§ **Required work**: Give back the full listing, character for character, with no pictures.

§ **Records for the exercise**:
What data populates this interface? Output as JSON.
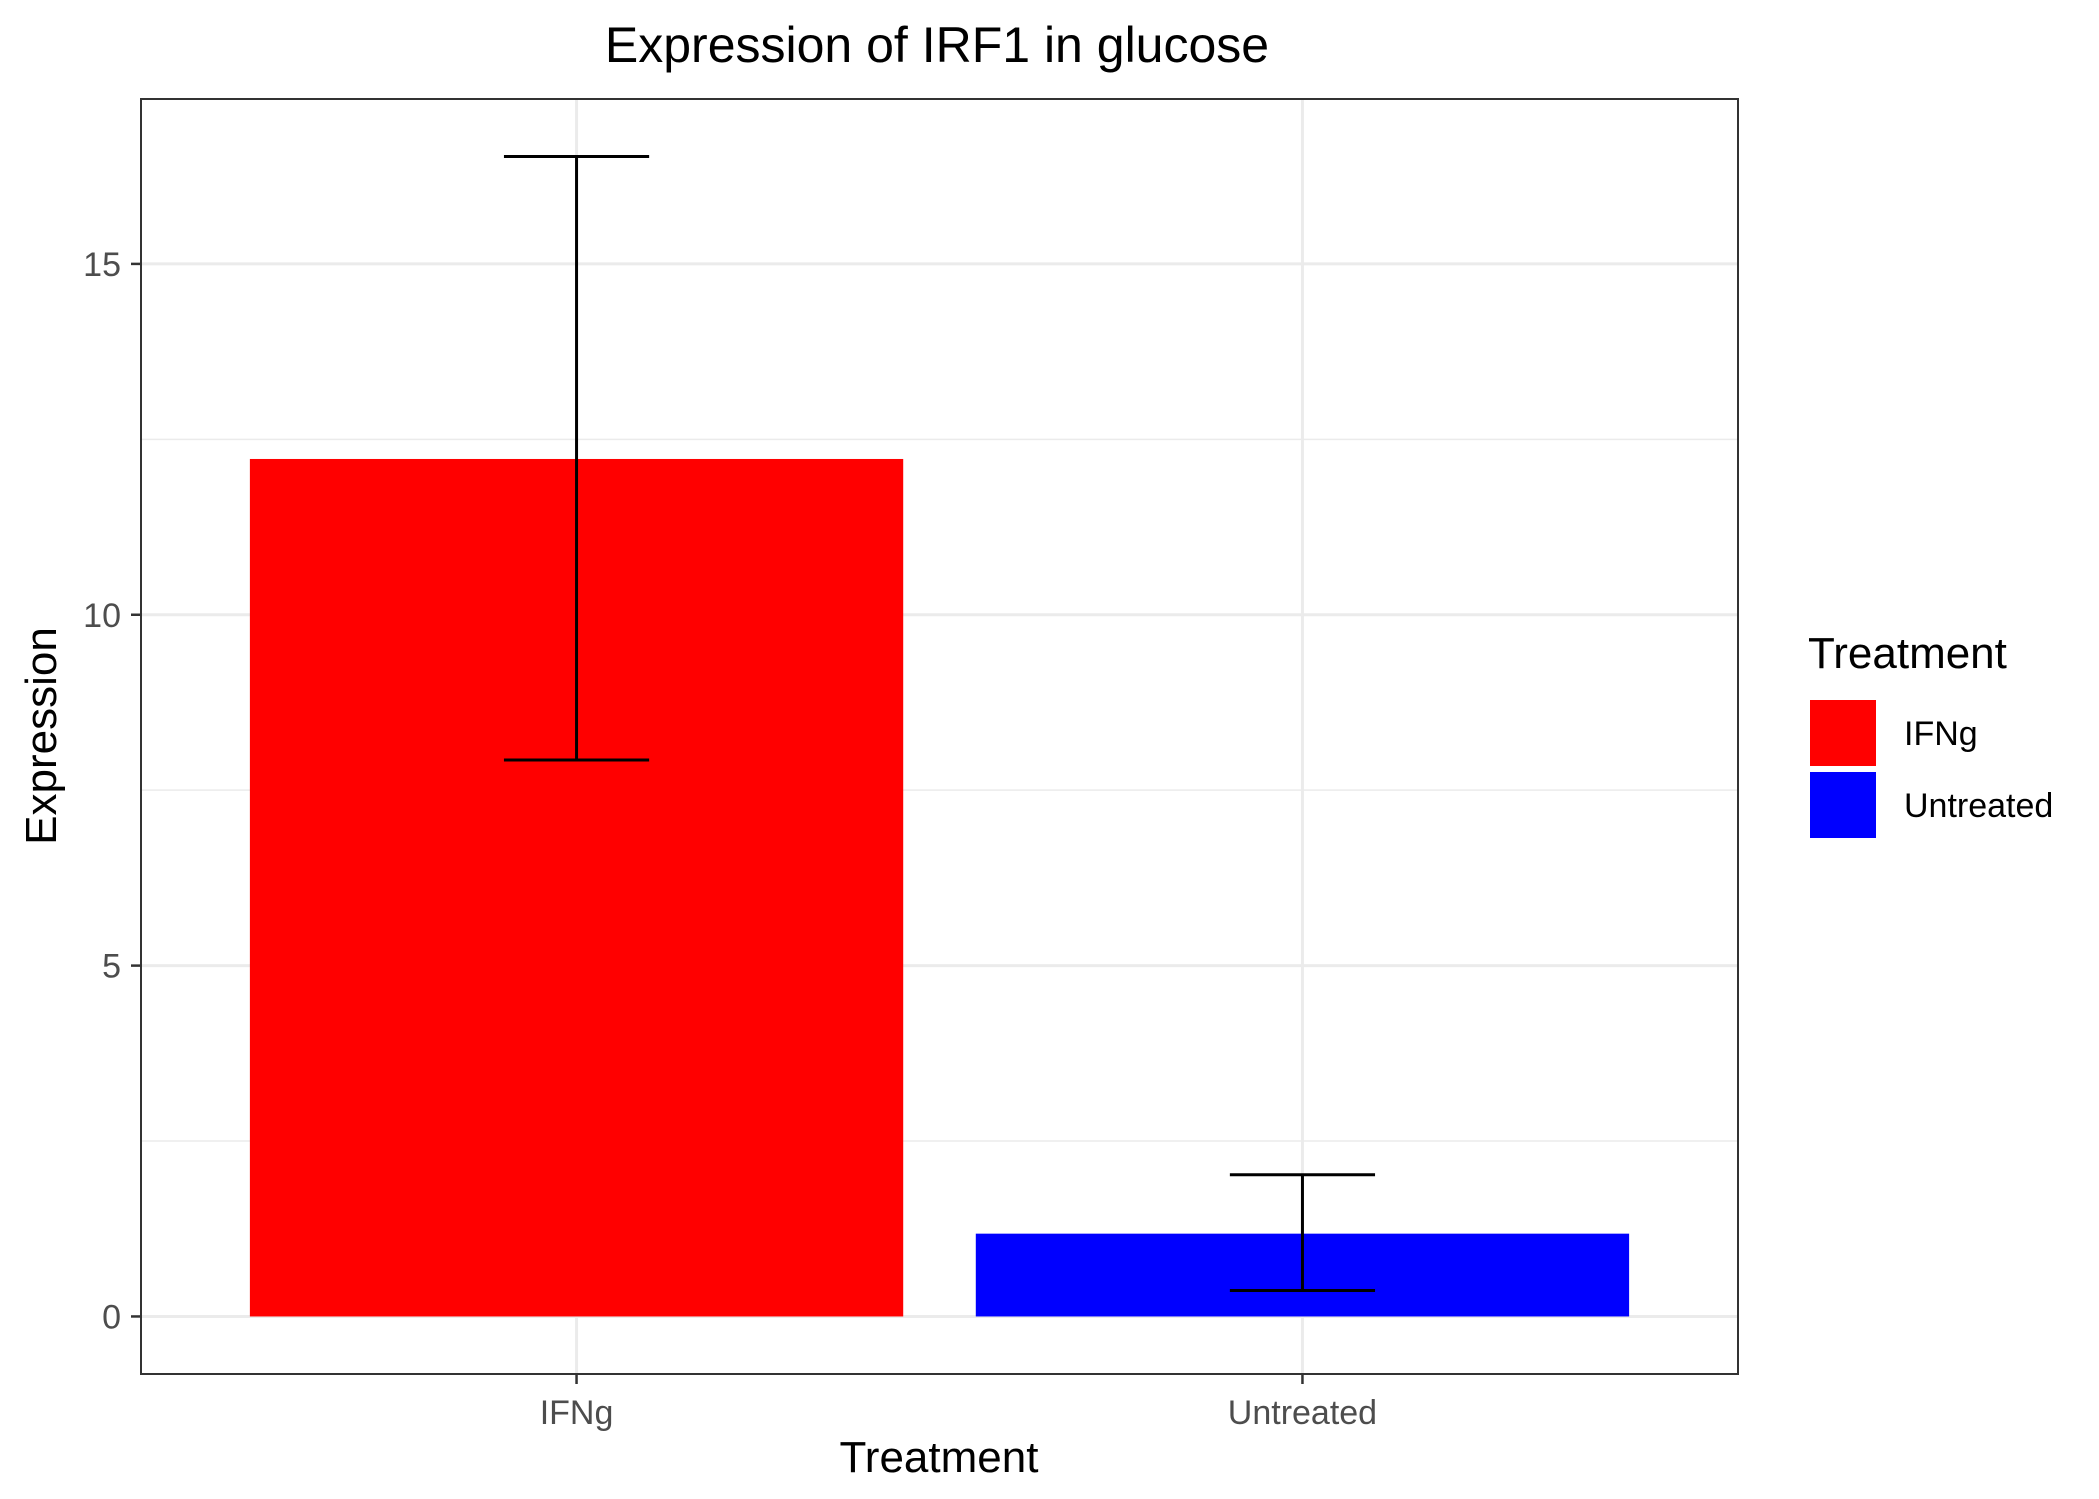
{
  "chart_data": {
    "type": "bar",
    "title": "Expression of IRF1 in glucose",
    "xlabel": "Treatment",
    "ylabel": "Expression",
    "categories": [
      "IFNg",
      "Untreated"
    ],
    "values": [
      12.22,
      1.18
    ],
    "error_bars": [
      {
        "lower": 7.93,
        "upper": 16.53
      },
      {
        "lower": 0.37,
        "upper": 2.02
      }
    ],
    "colors": [
      "#ff0000",
      "#0000ff"
    ],
    "ylim": [
      -0.82,
      17.35
    ],
    "yticks": [
      0,
      5,
      10,
      15
    ],
    "y_minor_gridlines": [
      2.5,
      7.5,
      12.5
    ],
    "grid": true,
    "legend": {
      "title": "Treatment",
      "position": "right",
      "items": [
        {
          "label": "IFNg",
          "color": "#ff0000"
        },
        {
          "label": "Untreated",
          "color": "#0000ff"
        }
      ]
    }
  }
}
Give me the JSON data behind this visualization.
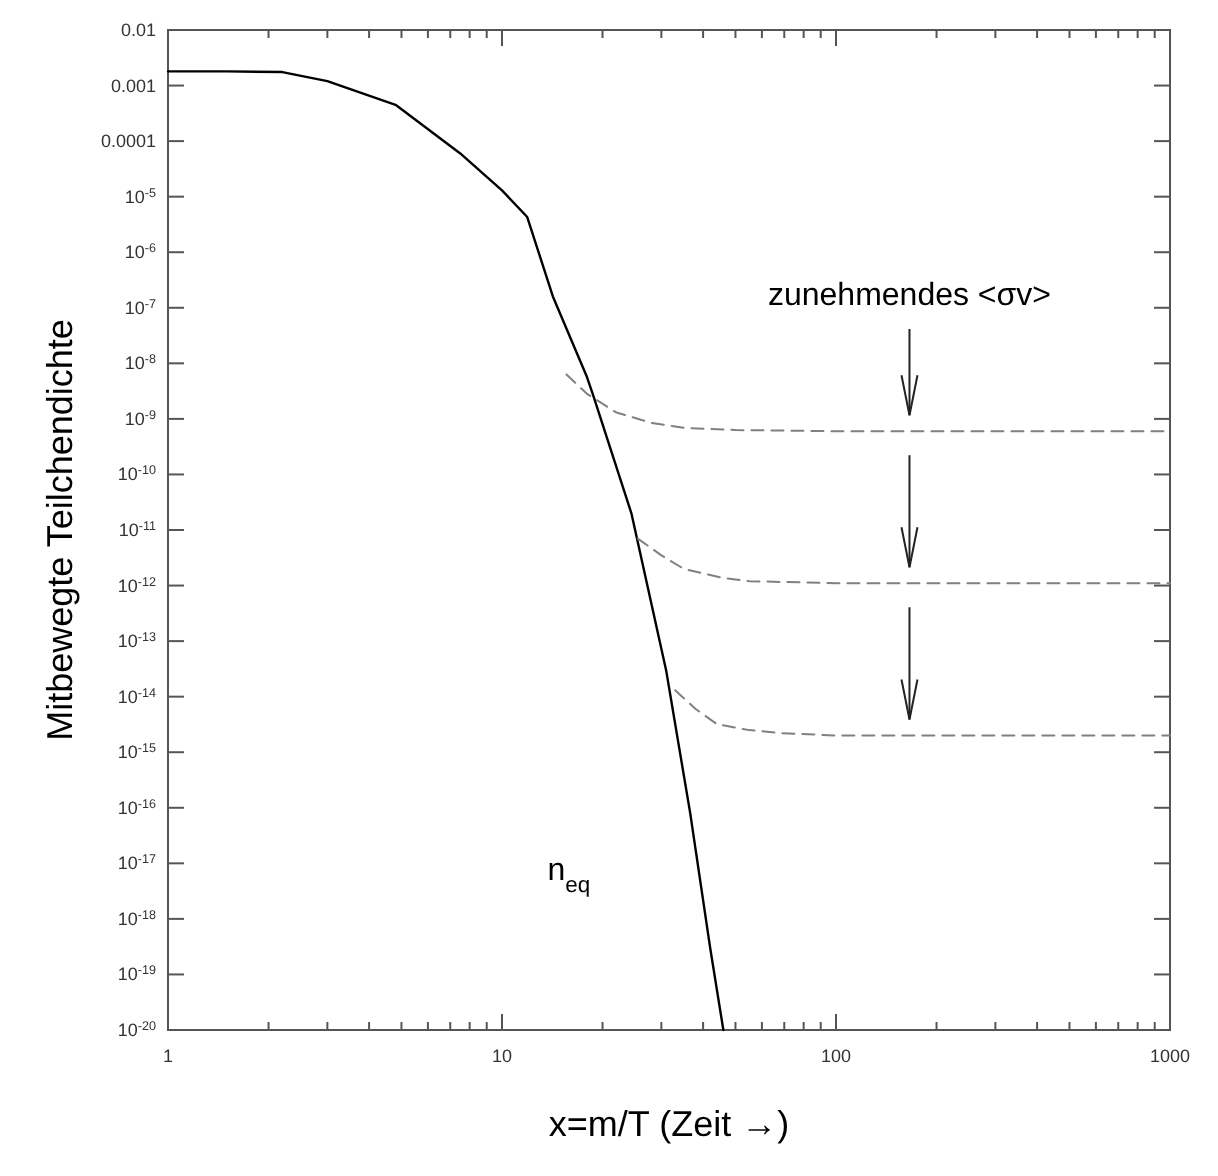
{
  "chart_data": {
    "type": "line",
    "xlabel": "x=m/T (Zeit →)",
    "ylabel": "Mitbewegte Teilchendichte",
    "log": "xy",
    "grid": false,
    "xlim": [
      1,
      1000
    ],
    "ylim": [
      1e-20,
      0.01
    ],
    "xticks": [
      1,
      {
        "value": 2,
        "label": null
      },
      {
        "value": 3,
        "label": null
      },
      {
        "value": 4,
        "label": null
      },
      {
        "value": 5,
        "label": null
      },
      {
        "value": 6,
        "label": null
      },
      {
        "value": 7,
        "label": null
      },
      {
        "value": 8,
        "label": null
      },
      {
        "value": 9,
        "label": null
      },
      10,
      {
        "value": 20,
        "label": null
      },
      {
        "value": 30,
        "label": null
      },
      {
        "value": 40,
        "label": null
      },
      {
        "value": 50,
        "label": null
      },
      {
        "value": 60,
        "label": null
      },
      {
        "value": 70,
        "label": null
      },
      {
        "value": 80,
        "label": null
      },
      {
        "value": 90,
        "label": null
      },
      100,
      {
        "value": 200,
        "label": null
      },
      {
        "value": 300,
        "label": null
      },
      {
        "value": 400,
        "label": null
      },
      {
        "value": 500,
        "label": null
      },
      {
        "value": 600,
        "label": null
      },
      {
        "value": 700,
        "label": null
      },
      {
        "value": 800,
        "label": null
      },
      {
        "value": 900,
        "label": null
      },
      1000
    ],
    "yticks": [
      0.01,
      0.001,
      0.0001,
      {
        "value": 1e-05,
        "label": "10$^{-5}$"
      },
      {
        "value": 1e-06,
        "label": "10$^{-6}$"
      },
      {
        "value": 1e-07,
        "label": "10$^{-7}$"
      },
      {
        "value": 1e-08,
        "label": "10$^{-8}$"
      },
      {
        "value": 1e-09,
        "label": "10$^{-9}$"
      },
      {
        "value": 1e-10,
        "label": "10$^{-10}$"
      },
      {
        "value": 1e-11,
        "label": "10$^{-11}$"
      },
      {
        "value": 1e-12,
        "label": "10$^{-12}$"
      },
      {
        "value": 1e-13,
        "label": "10$^{-13}$"
      },
      {
        "value": 1e-14,
        "label": "10$^{-14}$"
      },
      {
        "value": 1e-15,
        "label": "10$^{-15}$"
      },
      {
        "value": 1e-16,
        "label": "10$^{-16}$"
      },
      {
        "value": 1e-17,
        "label": "10$^{-17}$"
      },
      {
        "value": 1e-18,
        "label": "10$^{-18}$"
      },
      {
        "value": 1e-19,
        "label": "10$^{-19}$"
      },
      {
        "value": 1e-20,
        "label": "10$^{-20}$"
      }
    ],
    "series": [
      {
        "color": "#000000",
        "line_style": "solid",
        "x": [
          1,
          1.5,
          2.2,
          3,
          4.8,
          7.5,
          10,
          11.9,
          14.2,
          17.9,
          18.7,
          24.4,
          31,
          36.6,
          42,
          46
        ],
        "values": [
          0.0018,
          0.0018,
          0.00175,
          0.0012,
          0.00045,
          6e-05,
          1.3e-05,
          4.3e-06,
          1.6e-07,
          6e-09,
          2.8e-09,
          2e-11,
          3e-14,
          8e-17,
          3e-19,
          1e-20
        ]
      },
      {
        "color": "#808080",
        "line_style": "dashed",
        "x": [
          15.6,
          18,
          22,
          28,
          35,
          50,
          100,
          200,
          500,
          1000
        ],
        "values": [
          6.3e-09,
          2.8e-09,
          1.3e-09,
          8.5e-10,
          6.9e-10,
          6.3e-10,
          6e-10,
          6e-10,
          6e-10,
          6e-10
        ]
      },
      {
        "color": "#808080",
        "line_style": "dashed",
        "x": [
          25.5,
          30,
          35,
          45,
          55,
          100,
          1000
        ],
        "values": [
          7e-12,
          3.5e-12,
          2e-12,
          1.4e-12,
          1.2e-12,
          1.1e-12,
          1.1e-12
        ]
      },
      {
        "color": "#808080",
        "line_style": "dashed",
        "x": [
          33,
          38,
          44,
          55,
          69,
          100,
          1000
        ],
        "values": [
          1.3e-14,
          6e-15,
          3.2e-15,
          2.5e-15,
          2.2e-15,
          2e-15,
          2e-15
        ]
      }
    ],
    "annotations": [
      "zunehmendes <σv>",
      "n$_{eq}$"
    ]
  }
}
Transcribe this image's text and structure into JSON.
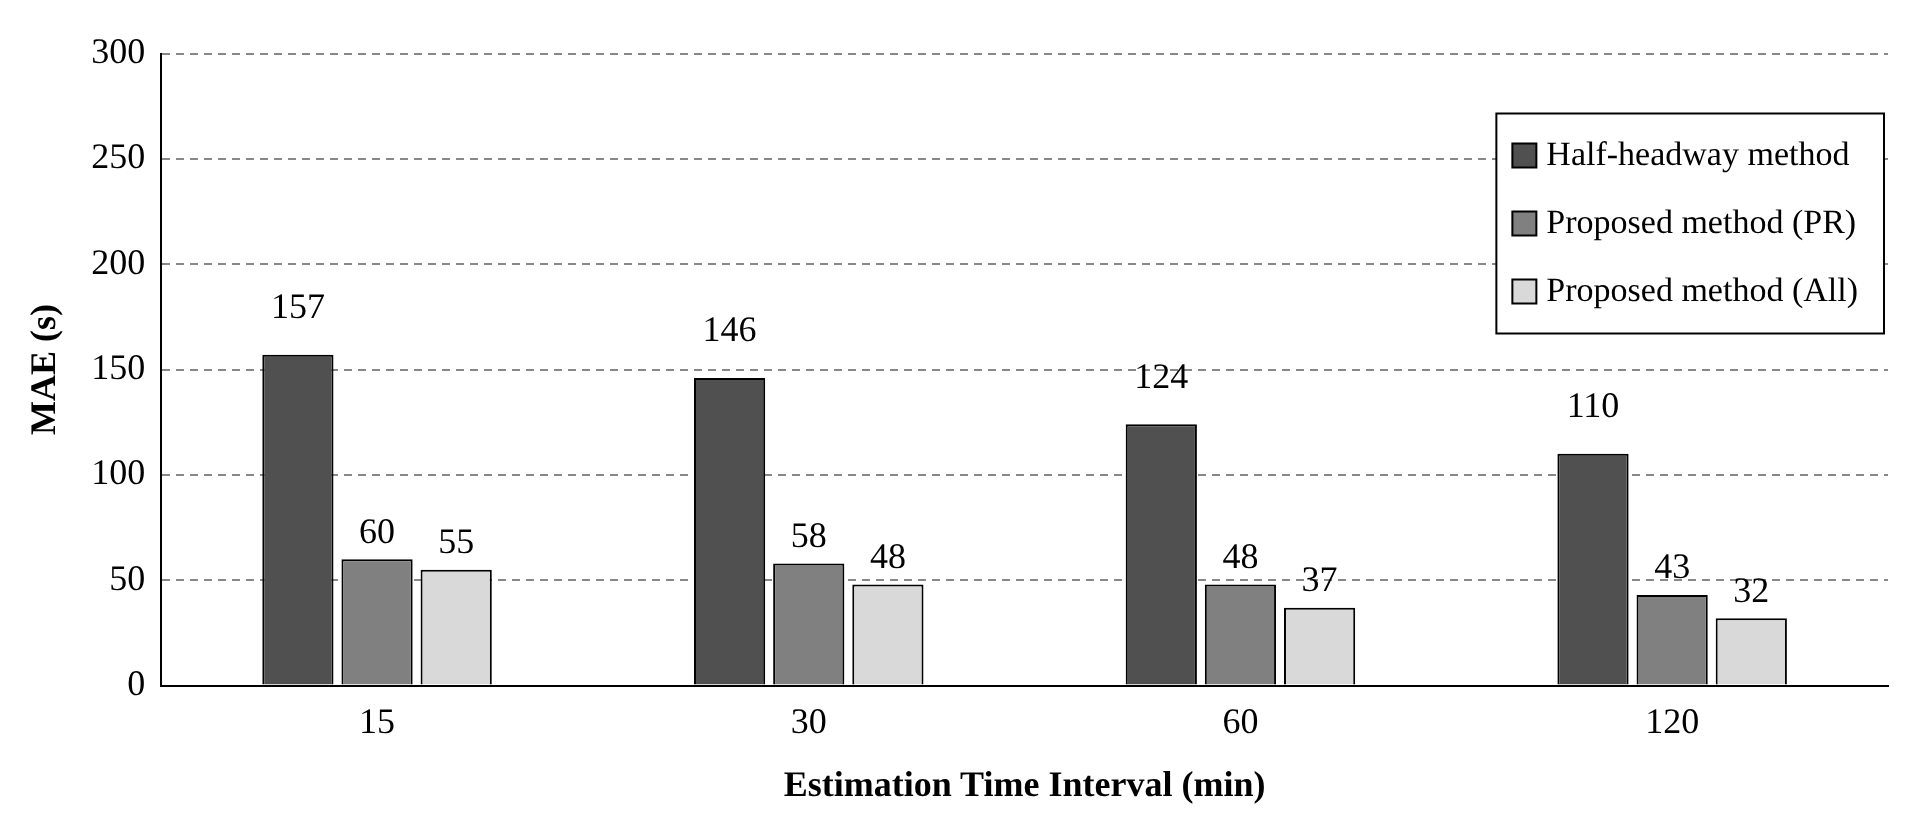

§ **Solution**:
What data populates this interface? Output as JSON.
{
  "chart_data": {
    "type": "bar",
    "title": "Expression of IRF1 in glucose",
    "xlabel": "Treatment",
    "ylabel": "Expression",
    "categories": [
      "IFNg",
      "Untreated"
    ],
    "values": [
      12.22,
      1.18
    ],
    "error_bars": [
      {
        "lower": 7.93,
        "upper": 16.53
      },
      {
        "lower": 0.37,
        "upper": 2.02
      }
    ],
    "colors": [
      "#ff0000",
      "#0000ff"
    ],
    "ylim": [
      -0.82,
      17.35
    ],
    "yticks": [
      0,
      5,
      10,
      15
    ],
    "y_minor_gridlines": [
      2.5,
      7.5,
      12.5
    ],
    "grid": true,
    "legend": {
      "title": "Treatment",
      "position": "right",
      "items": [
        {
          "label": "IFNg",
          "color": "#ff0000"
        },
        {
          "label": "Untreated",
          "color": "#0000ff"
        }
      ]
    }
  }
}
Give me the JSON data behind this visualization.
{
  "chart_data": {
    "type": "line",
    "xlabel": "x=m/T (Zeit →)",
    "ylabel": "Mitbewegte Teilchendichte",
    "log": "xy",
    "grid": false,
    "xlim": [
      1,
      1000
    ],
    "ylim": [
      1e-20,
      0.01
    ],
    "xticks": [
      1,
      {
        "value": 2,
        "label": null
      },
      {
        "value": 3,
        "label": null
      },
      {
        "value": 4,
        "label": null
      },
      {
        "value": 5,
        "label": null
      },
      {
        "value": 6,
        "label": null
      },
      {
        "value": 7,
        "label": null
      },
      {
        "value": 8,
        "label": null
      },
      {
        "value": 9,
        "label": null
      },
      10,
      {
        "value": 20,
        "label": null
      },
      {
        "value": 30,
        "label": null
      },
      {
        "value": 40,
        "label": null
      },
      {
        "value": 50,
        "label": null
      },
      {
        "value": 60,
        "label": null
      },
      {
        "value": 70,
        "label": null
      },
      {
        "value": 80,
        "label": null
      },
      {
        "value": 90,
        "label": null
      },
      100,
      {
        "value": 200,
        "label": null
      },
      {
        "value": 300,
        "label": null
      },
      {
        "value": 400,
        "label": null
      },
      {
        "value": 500,
        "label": null
      },
      {
        "value": 600,
        "label": null
      },
      {
        "value": 700,
        "label": null
      },
      {
        "value": 800,
        "label": null
      },
      {
        "value": 900,
        "label": null
      },
      1000
    ],
    "yticks": [
      0.01,
      0.001,
      0.0001,
      {
        "value": 1e-05,
        "label": "10$^{-5}$"
      },
      {
        "value": 1e-06,
        "label": "10$^{-6}$"
      },
      {
        "value": 1e-07,
        "label": "10$^{-7}$"
      },
      {
        "value": 1e-08,
        "label": "10$^{-8}$"
      },
      {
        "value": 1e-09,
        "label": "10$^{-9}$"
      },
      {
        "value": 1e-10,
        "label": "10$^{-10}$"
      },
      {
        "value": 1e-11,
        "label": "10$^{-11}$"
      },
      {
        "value": 1e-12,
        "label": "10$^{-12}$"
      },
      {
        "value": 1e-13,
        "label": "10$^{-13}$"
      },
      {
        "value": 1e-14,
        "label": "10$^{-14}$"
      },
      {
        "value": 1e-15,
        "label": "10$^{-15}$"
      },
      {
        "value": 1e-16,
        "label": "10$^{-16}$"
      },
      {
        "value": 1e-17,
        "label": "10$^{-17}$"
      },
      {
        "value": 1e-18,
        "label": "10$^{-18}$"
      },
      {
        "value": 1e-19,
        "label": "10$^{-19}$"
      },
      {
        "value": 1e-20,
        "label": "10$^{-20}$"
      }
    ],
    "series": [
      {
        "color": "#000000",
        "line_style": "solid",
        "x": [
          1,
          1.5,
          2.2,
          3,
          4.8,
          7.5,
          10,
          11.9,
          14.2,
          17.9,
          18.7,
          24.4,
          31,
          36.6,
          42,
          46
        ],
        "values": [
          0.0018,
          0.0018,
          0.00175,
          0.0012,
          0.00045,
          6e-05,
          1.3e-05,
          4.3e-06,
          1.6e-07,
          6e-09,
          2.8e-09,
          2e-11,
          3e-14,
          8e-17,
          3e-19,
          1e-20
        ]
      },
      {
        "color": "#808080",
        "line_style": "dashed",
        "x": [
          15.6,
          18,
          22,
          28,
          35,
          50,
          100,
          200,
          500,
          1000
        ],
        "values": [
          6.3e-09,
          2.8e-09,
          1.3e-09,
          8.5e-10,
          6.9e-10,
          6.3e-10,
          6e-10,
          6e-10,
          6e-10,
          6e-10
        ]
      },
      {
        "color": "#808080",
        "line_style": "dashed",
        "x": [
          25.5,
          30,
          35,
          45,
          55,
          100,
          1000
        ],
        "values": [
          7e-12,
          3.5e-12,
          2e-12,
          1.4e-12,
          1.2e-12,
          1.1e-12,
          1.1e-12
        ]
      },
      {
        "color": "#808080",
        "line_style": "dashed",
        "x": [
          33,
          38,
          44,
          55,
          69,
          100,
          1000
        ],
        "values": [
          1.3e-14,
          6e-15,
          3.2e-15,
          2.5e-15,
          2.2e-15,
          2e-15,
          2e-15
        ]
      }
    ],
    "annotations": [
      "zunehmendes <σv>",
      "n$_{eq}$"
    ]
  }
}
Transcribe this image's text and structure into JSON.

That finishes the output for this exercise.